- _PROBLEM DESCRIPTION_
Output the data that follows exactly, line for line.

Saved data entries
— begin —

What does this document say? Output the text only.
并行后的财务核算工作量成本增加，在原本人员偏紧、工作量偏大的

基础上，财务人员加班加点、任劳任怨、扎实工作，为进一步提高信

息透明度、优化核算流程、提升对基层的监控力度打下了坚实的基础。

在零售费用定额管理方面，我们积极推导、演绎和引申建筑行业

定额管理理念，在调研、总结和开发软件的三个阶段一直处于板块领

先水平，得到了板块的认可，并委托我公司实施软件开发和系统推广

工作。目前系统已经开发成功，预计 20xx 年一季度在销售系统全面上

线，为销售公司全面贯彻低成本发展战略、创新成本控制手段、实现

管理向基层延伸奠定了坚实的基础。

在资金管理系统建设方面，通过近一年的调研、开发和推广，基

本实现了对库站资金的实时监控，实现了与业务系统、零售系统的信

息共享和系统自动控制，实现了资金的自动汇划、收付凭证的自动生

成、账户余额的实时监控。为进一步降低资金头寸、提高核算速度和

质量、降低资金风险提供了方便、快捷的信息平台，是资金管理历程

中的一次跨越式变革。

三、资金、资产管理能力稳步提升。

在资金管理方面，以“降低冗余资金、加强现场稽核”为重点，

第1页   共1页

— end —

- _COMPLETE RESPONSE_
What does this document say? Output the text only.
并行后的财务核算工作量成本增加，在原本人员偏紧、工作量偏大的

基础上，财务人员加班加点、任劳任怨、扎实工作，为进一步提高信

息透明度、优化核算流程、提升对基层的监控力度打下了坚实的基础。

在零售费用定额管理方面，我们积极推导、演绎和引申建筑行业

定额管理理念，在调研、总结和开发软件的三个阶段一直处于板块领

先水平，得到了板块的认可，并委托我公司实施软件开发和系统推广

工作。目前系统已经开发成功，预计 20xx 年一季度在销售系统全面上

线，为销售公司全面贯彻低成本发展战略、创新成本控制手段、实现

管理向基层延伸奠定了坚实的基础。

在资金管理系统建设方面，通过近一年的调研、开发和推广，基

本实现了对库站资金的实时监控，实现了与业务系统、零售系统的信

息共享和系统自动控制，实现了资金的自动汇划、收付凭证的自动生

成、账户余额的实时监控。为进一步降低资金头寸、提高核算速度和

质量、降低资金风险提供了方便、快捷的信息平台，是资金管理历程

中的一次跨越式变革。

三、资金、资产管理能力稳步提升。

在资金管理方面，以“降低冗余资金、加强现场稽核”为重点，

第1页   共1页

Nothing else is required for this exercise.